Task statement: Scan the lines below; pull out those with "Energy".

BEGIN Given information

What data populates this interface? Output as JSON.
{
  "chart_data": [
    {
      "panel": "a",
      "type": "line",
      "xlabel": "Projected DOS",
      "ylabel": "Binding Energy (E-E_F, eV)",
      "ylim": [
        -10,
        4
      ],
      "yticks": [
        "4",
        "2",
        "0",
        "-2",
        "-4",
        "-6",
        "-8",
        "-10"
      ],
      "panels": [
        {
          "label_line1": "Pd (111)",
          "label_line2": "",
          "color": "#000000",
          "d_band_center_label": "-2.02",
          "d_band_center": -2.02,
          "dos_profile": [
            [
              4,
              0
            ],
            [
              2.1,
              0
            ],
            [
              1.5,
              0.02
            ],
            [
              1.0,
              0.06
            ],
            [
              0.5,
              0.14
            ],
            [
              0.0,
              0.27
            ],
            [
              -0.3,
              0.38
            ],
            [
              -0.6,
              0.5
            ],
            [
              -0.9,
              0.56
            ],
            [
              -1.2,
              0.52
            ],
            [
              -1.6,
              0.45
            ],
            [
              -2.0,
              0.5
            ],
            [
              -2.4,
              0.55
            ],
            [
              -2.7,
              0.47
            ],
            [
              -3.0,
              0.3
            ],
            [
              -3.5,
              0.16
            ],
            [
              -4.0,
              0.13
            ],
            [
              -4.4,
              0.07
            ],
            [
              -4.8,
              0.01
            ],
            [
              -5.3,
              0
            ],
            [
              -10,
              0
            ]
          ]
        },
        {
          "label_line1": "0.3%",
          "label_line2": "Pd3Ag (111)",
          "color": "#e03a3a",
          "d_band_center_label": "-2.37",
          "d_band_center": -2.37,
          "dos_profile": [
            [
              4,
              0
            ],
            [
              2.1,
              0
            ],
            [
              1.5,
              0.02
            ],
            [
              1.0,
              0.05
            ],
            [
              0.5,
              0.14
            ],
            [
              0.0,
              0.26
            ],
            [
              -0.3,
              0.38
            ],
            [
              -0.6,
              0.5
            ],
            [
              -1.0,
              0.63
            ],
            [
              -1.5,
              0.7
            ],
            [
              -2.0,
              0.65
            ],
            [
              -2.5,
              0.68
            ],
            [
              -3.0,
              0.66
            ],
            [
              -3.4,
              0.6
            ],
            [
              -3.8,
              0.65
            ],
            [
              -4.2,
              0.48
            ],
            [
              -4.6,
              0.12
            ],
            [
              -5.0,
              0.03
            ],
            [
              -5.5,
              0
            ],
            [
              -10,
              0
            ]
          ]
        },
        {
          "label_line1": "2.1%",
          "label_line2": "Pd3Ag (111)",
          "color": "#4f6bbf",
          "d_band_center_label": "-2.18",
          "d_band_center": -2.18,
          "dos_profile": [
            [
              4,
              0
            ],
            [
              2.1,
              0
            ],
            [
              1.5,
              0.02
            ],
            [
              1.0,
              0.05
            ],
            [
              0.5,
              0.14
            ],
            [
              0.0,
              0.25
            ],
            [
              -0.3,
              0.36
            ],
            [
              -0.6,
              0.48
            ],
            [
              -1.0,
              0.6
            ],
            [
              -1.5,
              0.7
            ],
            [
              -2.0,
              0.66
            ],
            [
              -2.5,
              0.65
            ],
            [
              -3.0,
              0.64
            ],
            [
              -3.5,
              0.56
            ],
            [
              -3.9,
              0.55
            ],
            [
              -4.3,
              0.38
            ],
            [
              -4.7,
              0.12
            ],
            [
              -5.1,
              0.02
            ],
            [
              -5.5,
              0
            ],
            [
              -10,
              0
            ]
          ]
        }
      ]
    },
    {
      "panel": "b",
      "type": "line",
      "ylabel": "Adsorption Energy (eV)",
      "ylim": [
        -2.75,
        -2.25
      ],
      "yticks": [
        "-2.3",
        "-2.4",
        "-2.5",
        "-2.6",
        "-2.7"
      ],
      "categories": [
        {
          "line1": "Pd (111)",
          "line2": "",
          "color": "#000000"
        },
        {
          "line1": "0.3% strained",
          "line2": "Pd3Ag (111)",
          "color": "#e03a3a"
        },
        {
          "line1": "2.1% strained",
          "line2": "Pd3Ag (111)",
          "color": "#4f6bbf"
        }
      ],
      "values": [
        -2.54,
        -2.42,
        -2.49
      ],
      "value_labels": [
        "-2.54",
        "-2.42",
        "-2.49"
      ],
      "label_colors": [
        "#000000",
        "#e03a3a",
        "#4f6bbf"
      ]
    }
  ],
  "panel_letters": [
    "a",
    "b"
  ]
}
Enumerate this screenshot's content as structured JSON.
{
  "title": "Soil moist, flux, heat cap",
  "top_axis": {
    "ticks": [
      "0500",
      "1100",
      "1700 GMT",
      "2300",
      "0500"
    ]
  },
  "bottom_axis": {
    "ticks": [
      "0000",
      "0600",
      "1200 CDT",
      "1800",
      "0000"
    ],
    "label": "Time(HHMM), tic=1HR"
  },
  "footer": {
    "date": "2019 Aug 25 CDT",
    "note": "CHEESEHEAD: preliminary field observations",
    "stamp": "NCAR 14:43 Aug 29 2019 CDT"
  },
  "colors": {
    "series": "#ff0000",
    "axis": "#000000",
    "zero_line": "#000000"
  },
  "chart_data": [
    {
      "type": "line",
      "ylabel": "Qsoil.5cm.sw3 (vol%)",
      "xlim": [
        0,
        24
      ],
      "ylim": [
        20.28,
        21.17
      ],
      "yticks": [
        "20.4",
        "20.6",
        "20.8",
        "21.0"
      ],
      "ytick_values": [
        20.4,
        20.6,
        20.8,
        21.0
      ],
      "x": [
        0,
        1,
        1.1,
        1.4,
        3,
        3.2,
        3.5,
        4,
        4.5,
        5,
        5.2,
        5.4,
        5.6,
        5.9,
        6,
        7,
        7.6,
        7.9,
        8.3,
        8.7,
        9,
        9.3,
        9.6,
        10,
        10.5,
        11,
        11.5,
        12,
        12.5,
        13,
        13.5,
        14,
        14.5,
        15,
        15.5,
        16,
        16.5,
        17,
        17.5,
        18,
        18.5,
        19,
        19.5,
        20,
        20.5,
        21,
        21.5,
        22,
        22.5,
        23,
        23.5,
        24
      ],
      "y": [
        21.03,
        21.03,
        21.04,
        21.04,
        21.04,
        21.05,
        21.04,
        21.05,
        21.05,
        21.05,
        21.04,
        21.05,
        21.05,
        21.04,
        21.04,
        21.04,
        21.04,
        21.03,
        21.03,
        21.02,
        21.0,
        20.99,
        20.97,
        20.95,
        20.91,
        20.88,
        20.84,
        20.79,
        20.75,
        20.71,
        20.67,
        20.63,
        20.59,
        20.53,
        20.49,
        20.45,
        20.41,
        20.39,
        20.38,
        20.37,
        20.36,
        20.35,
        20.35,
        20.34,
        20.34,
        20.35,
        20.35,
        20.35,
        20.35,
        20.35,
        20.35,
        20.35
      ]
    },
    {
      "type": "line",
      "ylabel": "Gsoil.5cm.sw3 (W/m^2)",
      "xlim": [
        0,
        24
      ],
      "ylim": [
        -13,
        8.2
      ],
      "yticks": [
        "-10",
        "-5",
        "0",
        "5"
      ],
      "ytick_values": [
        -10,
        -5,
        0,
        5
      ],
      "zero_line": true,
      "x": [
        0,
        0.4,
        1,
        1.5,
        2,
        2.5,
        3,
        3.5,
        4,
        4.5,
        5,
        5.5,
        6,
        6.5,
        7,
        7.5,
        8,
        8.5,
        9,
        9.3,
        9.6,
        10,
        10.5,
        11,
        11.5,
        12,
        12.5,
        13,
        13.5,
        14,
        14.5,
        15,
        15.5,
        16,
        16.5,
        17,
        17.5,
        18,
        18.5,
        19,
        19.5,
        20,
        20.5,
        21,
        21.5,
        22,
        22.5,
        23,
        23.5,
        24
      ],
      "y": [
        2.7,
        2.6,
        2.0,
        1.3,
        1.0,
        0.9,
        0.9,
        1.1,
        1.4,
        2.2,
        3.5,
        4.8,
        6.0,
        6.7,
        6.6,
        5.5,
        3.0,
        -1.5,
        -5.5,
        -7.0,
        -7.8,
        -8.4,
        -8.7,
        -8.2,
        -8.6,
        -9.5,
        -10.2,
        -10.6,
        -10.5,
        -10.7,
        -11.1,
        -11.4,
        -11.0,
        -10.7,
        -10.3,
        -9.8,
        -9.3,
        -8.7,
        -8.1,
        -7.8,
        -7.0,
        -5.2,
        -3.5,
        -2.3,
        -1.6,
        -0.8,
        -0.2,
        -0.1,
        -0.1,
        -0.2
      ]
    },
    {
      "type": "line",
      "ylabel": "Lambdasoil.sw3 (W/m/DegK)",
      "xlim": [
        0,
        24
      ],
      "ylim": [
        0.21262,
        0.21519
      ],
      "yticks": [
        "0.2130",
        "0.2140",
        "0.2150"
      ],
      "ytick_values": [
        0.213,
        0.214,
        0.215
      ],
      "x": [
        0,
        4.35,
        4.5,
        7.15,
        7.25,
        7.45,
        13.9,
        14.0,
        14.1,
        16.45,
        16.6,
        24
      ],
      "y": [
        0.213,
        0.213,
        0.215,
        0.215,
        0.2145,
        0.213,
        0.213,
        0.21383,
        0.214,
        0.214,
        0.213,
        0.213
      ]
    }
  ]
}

END Given information

Correct result:
      "ylabel": "Binding Energy (E-E_F, eV)",
      "ylabel": "Adsorption Energy (eV)",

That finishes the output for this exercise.